PROBLEM STATEMENT
Collect every line in the records below that contains the word "Road".

RAW DATA
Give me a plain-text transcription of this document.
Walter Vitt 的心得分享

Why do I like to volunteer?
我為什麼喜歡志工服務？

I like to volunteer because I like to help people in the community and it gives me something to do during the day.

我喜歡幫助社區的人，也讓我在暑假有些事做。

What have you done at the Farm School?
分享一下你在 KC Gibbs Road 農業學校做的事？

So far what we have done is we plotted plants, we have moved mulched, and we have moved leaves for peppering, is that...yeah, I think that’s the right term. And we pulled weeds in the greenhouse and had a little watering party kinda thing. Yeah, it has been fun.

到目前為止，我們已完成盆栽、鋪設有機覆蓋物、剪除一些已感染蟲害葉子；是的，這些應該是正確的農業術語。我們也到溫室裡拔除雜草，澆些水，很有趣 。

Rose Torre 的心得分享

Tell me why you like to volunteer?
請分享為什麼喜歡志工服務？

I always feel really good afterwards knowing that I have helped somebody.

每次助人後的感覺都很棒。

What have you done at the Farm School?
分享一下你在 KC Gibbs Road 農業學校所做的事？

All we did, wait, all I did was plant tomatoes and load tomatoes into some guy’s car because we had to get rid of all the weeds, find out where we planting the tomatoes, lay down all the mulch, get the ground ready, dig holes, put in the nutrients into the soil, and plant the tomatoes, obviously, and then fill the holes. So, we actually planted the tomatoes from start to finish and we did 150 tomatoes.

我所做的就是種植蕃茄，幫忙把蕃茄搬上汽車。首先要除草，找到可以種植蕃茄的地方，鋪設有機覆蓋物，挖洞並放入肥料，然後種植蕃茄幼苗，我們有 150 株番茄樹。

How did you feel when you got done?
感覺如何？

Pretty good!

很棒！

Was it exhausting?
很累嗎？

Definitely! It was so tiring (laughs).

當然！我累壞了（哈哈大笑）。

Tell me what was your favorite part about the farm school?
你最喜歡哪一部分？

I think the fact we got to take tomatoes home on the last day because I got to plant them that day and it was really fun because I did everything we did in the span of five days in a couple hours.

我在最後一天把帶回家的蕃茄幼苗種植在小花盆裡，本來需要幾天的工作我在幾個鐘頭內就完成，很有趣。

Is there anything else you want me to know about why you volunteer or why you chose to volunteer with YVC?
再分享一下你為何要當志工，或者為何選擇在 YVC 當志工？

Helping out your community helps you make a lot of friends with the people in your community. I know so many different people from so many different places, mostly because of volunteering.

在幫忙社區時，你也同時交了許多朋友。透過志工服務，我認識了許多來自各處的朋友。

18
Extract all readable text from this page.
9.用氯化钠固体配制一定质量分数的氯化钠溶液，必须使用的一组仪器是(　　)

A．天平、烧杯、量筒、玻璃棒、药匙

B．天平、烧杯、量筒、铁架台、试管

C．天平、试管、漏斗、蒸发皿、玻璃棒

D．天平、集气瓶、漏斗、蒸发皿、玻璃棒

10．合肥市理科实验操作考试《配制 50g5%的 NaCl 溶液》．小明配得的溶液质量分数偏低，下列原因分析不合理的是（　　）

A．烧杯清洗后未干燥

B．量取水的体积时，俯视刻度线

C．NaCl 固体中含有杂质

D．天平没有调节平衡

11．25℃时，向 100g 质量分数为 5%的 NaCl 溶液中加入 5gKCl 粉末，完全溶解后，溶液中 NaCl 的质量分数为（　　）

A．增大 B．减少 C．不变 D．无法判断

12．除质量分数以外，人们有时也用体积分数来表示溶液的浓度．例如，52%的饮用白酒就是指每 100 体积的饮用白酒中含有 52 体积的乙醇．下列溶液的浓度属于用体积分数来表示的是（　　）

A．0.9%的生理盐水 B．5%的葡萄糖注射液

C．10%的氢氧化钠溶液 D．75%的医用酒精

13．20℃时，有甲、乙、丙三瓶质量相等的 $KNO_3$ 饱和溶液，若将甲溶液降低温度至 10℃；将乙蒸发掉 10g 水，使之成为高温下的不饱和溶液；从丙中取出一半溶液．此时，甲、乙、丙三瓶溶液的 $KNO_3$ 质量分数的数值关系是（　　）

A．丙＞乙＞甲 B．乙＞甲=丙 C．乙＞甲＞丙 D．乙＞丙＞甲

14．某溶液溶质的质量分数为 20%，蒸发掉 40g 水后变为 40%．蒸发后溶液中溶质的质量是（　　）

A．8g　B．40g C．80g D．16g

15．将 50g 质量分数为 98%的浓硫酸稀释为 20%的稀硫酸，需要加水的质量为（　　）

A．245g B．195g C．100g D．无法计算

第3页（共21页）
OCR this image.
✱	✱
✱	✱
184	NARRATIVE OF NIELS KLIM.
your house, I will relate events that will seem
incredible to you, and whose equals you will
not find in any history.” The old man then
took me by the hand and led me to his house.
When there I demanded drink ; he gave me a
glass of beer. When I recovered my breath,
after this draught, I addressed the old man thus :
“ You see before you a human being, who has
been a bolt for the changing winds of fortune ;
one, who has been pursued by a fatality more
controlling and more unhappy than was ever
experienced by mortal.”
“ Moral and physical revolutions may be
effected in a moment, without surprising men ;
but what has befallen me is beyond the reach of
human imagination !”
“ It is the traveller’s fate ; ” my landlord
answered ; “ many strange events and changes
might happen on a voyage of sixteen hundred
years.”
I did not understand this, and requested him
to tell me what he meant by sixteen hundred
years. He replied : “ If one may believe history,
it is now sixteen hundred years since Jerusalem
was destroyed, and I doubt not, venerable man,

WRITTEN ANSWER
分享一下你在 KC Gibbs Road 農業學校做的事？
分享一下你在 KC Gibbs Road 農業學校所做的事？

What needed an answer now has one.